# START OF The data
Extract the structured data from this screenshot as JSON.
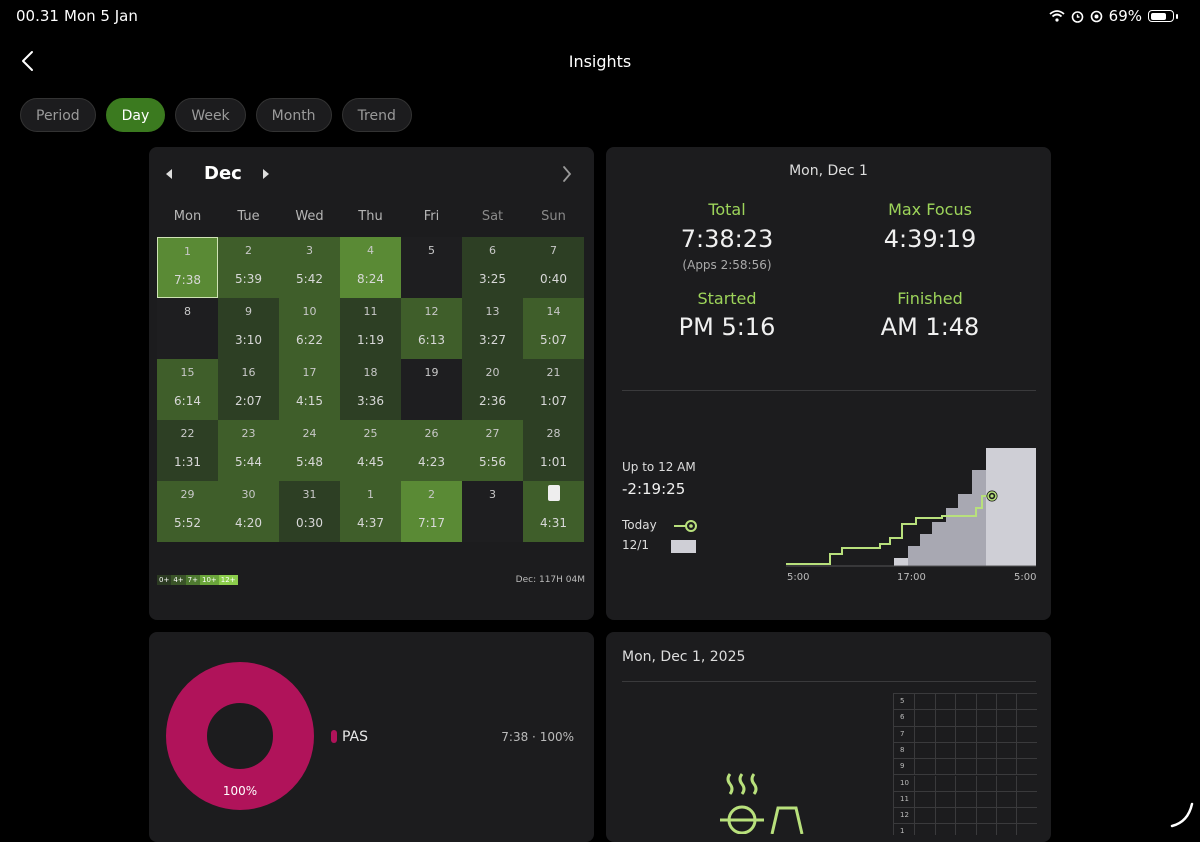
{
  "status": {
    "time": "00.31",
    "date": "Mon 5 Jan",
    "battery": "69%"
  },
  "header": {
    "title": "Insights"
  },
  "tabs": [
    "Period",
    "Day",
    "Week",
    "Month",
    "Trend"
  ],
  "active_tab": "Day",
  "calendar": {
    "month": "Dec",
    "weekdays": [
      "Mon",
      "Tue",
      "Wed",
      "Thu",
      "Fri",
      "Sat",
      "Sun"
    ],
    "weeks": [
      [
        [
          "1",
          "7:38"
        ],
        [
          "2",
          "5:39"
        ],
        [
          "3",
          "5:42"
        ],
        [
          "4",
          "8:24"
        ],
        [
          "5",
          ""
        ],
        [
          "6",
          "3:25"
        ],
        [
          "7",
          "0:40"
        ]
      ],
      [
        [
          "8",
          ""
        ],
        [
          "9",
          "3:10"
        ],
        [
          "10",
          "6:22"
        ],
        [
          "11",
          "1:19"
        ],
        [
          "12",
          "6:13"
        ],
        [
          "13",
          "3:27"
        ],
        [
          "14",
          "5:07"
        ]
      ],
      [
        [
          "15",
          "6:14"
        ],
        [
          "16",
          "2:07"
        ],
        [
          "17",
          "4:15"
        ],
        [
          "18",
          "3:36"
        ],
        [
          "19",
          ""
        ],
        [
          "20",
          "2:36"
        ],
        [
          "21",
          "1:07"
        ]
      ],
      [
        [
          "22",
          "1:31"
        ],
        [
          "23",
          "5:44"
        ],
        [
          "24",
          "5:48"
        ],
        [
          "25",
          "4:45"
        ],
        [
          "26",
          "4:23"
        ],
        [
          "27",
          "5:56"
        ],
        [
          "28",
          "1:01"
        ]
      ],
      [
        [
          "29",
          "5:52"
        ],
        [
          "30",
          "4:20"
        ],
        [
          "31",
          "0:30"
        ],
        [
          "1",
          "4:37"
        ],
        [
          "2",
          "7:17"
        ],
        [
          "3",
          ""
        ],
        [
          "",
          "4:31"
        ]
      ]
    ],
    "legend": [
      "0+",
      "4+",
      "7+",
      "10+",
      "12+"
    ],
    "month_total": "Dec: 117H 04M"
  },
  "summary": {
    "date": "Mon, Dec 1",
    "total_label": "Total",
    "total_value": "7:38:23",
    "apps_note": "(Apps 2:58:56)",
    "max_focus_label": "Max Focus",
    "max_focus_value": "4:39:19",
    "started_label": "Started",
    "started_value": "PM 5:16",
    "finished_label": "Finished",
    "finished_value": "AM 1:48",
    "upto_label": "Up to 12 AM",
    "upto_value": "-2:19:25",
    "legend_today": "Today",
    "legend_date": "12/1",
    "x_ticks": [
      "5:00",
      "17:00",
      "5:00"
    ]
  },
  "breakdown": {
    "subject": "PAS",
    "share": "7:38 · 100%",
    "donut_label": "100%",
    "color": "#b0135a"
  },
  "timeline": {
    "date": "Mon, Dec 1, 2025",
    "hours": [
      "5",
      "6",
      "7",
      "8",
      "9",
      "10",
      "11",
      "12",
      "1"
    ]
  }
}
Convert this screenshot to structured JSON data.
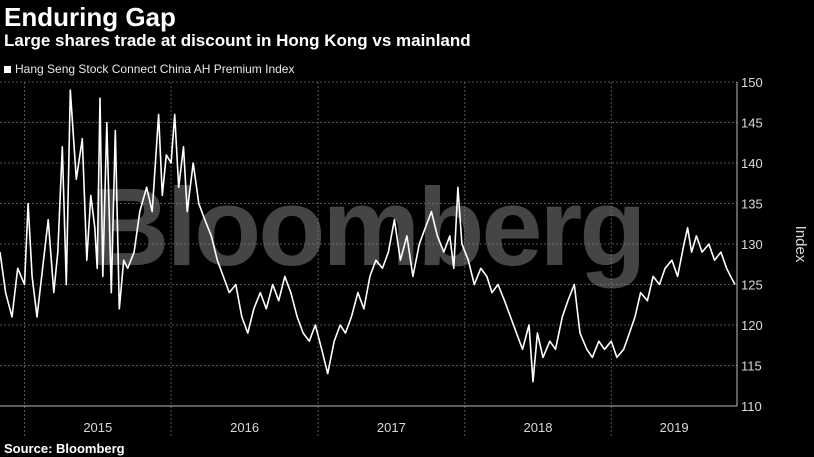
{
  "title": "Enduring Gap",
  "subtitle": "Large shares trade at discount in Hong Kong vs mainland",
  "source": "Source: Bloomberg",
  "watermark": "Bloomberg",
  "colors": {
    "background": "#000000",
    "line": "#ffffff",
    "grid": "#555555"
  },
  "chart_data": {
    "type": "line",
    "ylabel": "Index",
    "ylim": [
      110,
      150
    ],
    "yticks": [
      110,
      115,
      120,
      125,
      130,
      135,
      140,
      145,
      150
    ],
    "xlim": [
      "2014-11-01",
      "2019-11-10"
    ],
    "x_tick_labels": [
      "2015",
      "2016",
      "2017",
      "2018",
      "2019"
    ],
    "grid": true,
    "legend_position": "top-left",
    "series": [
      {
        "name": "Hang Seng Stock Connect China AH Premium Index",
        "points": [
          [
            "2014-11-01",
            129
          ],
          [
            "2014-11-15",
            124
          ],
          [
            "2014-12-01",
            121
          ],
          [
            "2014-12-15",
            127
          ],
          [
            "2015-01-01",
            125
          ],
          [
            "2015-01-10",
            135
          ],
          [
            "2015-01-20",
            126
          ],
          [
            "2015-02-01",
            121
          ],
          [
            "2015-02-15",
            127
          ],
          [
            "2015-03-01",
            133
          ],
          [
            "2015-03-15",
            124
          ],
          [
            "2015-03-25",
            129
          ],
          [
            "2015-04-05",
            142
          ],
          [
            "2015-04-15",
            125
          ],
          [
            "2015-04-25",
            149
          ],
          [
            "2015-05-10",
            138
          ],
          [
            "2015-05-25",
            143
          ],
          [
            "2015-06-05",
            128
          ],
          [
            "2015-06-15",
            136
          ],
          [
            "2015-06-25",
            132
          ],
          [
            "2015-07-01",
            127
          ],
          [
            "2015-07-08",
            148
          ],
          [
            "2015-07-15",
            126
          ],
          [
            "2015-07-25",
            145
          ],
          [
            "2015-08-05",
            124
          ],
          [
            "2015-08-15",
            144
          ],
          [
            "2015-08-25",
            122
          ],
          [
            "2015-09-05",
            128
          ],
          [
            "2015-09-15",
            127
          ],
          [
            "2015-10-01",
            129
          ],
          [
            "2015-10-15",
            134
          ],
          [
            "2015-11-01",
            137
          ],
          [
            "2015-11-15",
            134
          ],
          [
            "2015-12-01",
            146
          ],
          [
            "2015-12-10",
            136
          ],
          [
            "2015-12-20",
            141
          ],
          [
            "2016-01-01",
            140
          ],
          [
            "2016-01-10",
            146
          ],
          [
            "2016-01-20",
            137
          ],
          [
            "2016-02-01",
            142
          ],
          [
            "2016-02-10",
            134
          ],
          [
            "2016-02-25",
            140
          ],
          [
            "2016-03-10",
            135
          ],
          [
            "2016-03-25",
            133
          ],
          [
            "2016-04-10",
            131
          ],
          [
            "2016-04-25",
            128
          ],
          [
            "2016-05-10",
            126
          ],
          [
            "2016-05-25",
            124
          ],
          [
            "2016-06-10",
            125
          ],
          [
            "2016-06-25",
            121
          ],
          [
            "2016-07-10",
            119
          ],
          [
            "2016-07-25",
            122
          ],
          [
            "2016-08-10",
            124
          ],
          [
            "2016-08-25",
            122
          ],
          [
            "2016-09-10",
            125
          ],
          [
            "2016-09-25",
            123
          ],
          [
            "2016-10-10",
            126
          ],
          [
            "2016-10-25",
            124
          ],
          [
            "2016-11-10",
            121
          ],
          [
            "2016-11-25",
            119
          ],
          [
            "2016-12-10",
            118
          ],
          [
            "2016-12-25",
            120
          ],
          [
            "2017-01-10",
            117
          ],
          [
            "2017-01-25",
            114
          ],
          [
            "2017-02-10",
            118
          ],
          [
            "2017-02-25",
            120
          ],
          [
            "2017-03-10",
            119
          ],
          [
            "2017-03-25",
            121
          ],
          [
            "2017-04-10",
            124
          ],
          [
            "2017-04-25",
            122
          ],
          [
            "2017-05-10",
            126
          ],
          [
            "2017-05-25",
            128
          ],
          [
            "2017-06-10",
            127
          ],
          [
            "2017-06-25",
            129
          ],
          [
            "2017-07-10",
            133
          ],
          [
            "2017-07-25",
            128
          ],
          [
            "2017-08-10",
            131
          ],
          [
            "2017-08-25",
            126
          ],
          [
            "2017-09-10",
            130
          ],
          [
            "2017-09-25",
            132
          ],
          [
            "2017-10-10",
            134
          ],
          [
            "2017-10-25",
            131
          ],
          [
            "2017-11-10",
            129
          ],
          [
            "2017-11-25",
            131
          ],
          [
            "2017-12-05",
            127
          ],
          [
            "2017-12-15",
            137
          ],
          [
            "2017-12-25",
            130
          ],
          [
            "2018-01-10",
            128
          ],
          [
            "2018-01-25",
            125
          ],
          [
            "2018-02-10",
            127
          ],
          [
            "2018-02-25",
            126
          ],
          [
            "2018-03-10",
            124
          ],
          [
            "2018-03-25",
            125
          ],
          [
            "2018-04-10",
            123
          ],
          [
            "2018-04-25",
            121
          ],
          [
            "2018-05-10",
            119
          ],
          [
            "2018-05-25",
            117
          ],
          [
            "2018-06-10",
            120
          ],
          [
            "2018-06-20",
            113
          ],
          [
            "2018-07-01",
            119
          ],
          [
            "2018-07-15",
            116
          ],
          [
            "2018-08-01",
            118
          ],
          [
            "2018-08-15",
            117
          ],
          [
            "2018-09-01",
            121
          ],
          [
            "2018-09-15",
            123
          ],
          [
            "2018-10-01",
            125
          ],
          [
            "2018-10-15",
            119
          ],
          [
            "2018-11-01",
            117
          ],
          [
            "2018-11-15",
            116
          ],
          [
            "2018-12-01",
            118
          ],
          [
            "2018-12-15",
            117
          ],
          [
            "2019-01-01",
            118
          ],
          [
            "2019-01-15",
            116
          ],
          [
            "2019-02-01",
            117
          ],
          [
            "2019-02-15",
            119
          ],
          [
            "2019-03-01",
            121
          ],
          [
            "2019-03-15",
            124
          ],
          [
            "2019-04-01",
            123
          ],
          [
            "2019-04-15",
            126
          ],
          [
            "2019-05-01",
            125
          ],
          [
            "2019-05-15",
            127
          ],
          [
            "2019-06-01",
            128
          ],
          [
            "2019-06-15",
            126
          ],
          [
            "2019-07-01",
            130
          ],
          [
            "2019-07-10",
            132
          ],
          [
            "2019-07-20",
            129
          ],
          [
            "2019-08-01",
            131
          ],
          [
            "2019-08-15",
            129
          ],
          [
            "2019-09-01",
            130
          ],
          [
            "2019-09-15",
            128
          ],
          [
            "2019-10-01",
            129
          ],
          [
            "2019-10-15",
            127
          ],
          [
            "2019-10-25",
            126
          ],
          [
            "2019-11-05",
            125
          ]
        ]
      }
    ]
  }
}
# END OF The data
# START OF The data
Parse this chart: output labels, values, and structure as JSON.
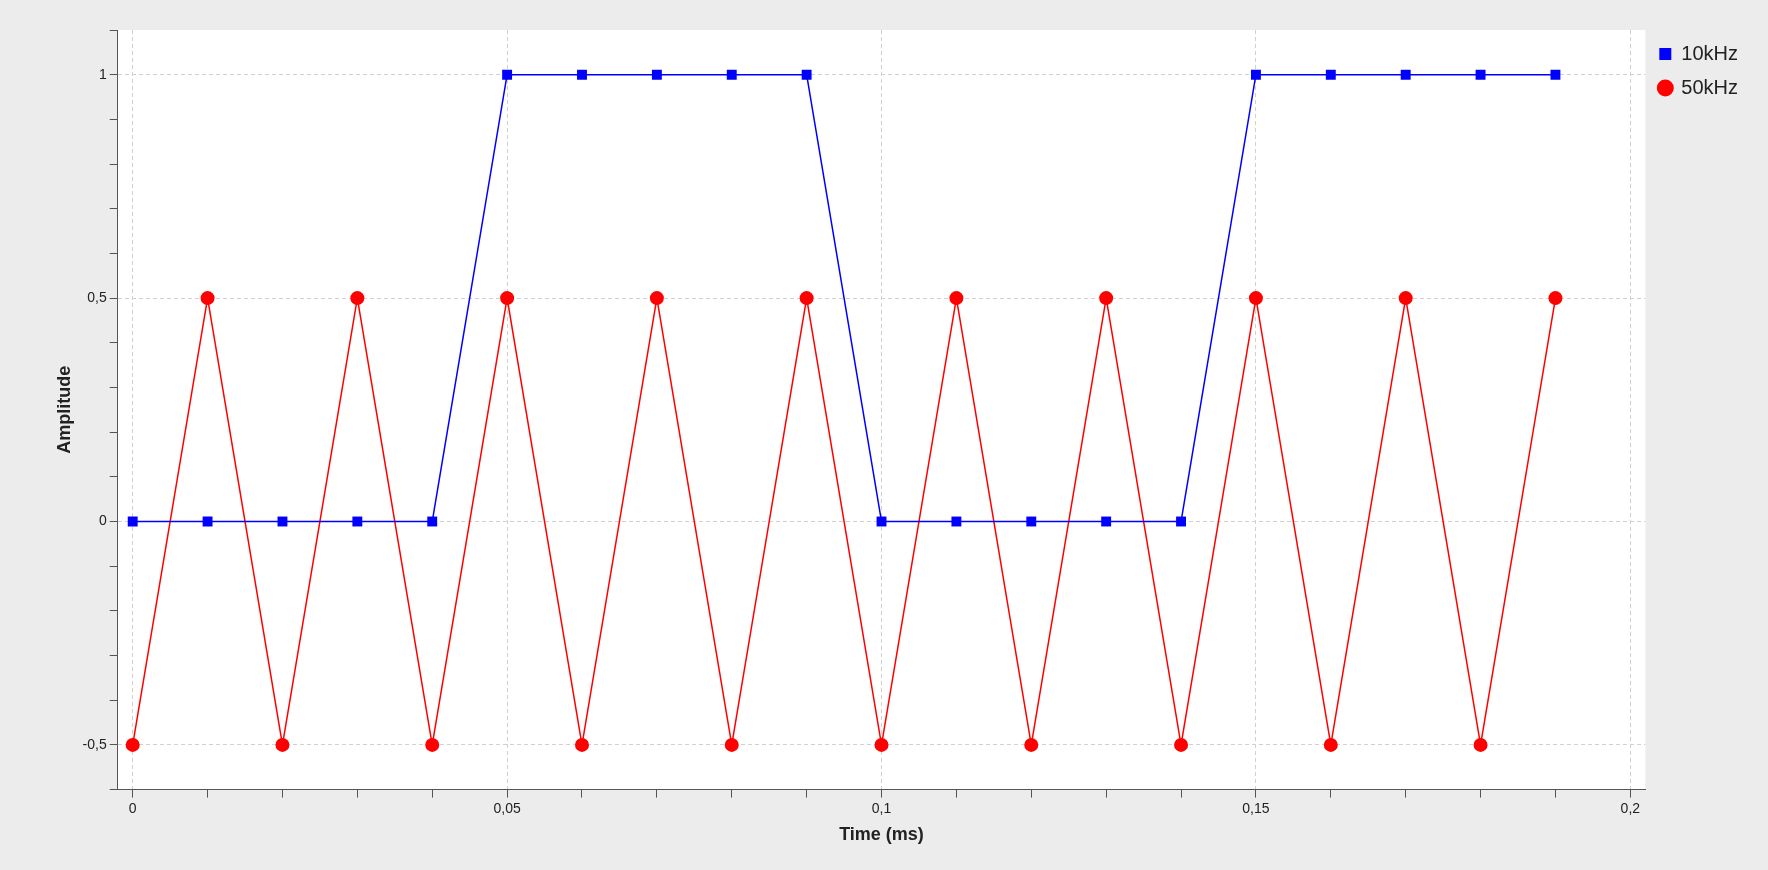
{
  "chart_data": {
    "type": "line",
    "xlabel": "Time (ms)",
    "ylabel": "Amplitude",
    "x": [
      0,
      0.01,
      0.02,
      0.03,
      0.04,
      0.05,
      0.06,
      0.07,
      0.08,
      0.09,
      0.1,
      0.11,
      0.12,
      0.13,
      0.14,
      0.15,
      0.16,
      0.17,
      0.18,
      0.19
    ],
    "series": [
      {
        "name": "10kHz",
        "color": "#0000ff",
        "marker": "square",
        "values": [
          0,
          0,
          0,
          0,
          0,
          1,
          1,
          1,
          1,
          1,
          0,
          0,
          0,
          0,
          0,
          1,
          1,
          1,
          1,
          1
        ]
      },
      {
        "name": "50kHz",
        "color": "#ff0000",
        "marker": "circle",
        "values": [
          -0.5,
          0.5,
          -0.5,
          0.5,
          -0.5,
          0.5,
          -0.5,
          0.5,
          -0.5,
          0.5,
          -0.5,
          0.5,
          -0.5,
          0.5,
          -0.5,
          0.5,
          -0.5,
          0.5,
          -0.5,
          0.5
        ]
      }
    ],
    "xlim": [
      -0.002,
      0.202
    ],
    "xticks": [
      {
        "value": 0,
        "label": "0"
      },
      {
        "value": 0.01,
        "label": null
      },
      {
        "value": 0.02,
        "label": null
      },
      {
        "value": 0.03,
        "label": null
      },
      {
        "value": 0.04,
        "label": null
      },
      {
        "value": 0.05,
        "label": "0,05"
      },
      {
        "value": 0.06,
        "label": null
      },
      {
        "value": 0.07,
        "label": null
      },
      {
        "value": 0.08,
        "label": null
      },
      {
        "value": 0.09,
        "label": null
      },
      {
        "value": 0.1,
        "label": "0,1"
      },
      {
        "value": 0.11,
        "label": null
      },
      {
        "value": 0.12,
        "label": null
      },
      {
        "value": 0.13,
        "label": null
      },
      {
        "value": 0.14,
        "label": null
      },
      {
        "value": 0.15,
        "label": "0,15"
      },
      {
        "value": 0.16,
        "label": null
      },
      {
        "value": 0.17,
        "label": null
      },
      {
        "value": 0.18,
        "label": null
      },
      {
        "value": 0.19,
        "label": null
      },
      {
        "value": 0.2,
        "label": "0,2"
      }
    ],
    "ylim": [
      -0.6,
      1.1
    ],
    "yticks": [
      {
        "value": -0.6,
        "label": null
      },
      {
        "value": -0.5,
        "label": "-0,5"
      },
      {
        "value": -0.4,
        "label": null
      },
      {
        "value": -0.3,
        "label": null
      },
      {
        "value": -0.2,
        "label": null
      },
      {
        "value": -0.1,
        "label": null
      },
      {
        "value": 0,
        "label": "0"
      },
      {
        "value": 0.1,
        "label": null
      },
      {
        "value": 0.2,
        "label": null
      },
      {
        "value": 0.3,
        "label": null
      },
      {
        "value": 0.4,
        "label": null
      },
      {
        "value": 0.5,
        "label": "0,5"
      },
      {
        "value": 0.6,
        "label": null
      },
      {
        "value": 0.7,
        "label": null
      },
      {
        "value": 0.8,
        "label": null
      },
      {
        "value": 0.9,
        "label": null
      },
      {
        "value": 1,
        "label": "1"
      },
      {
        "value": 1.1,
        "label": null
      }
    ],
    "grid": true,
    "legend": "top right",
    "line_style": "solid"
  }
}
# END OF The data
— Direction —
Copy out each line of the data where the string "this" appears.

— Solved exercise —
Extract the structured data from this screenshot as JSON.
Convert this screenshot to structured JSON data.
Parse this chart: output labels, values, and structure as JSON.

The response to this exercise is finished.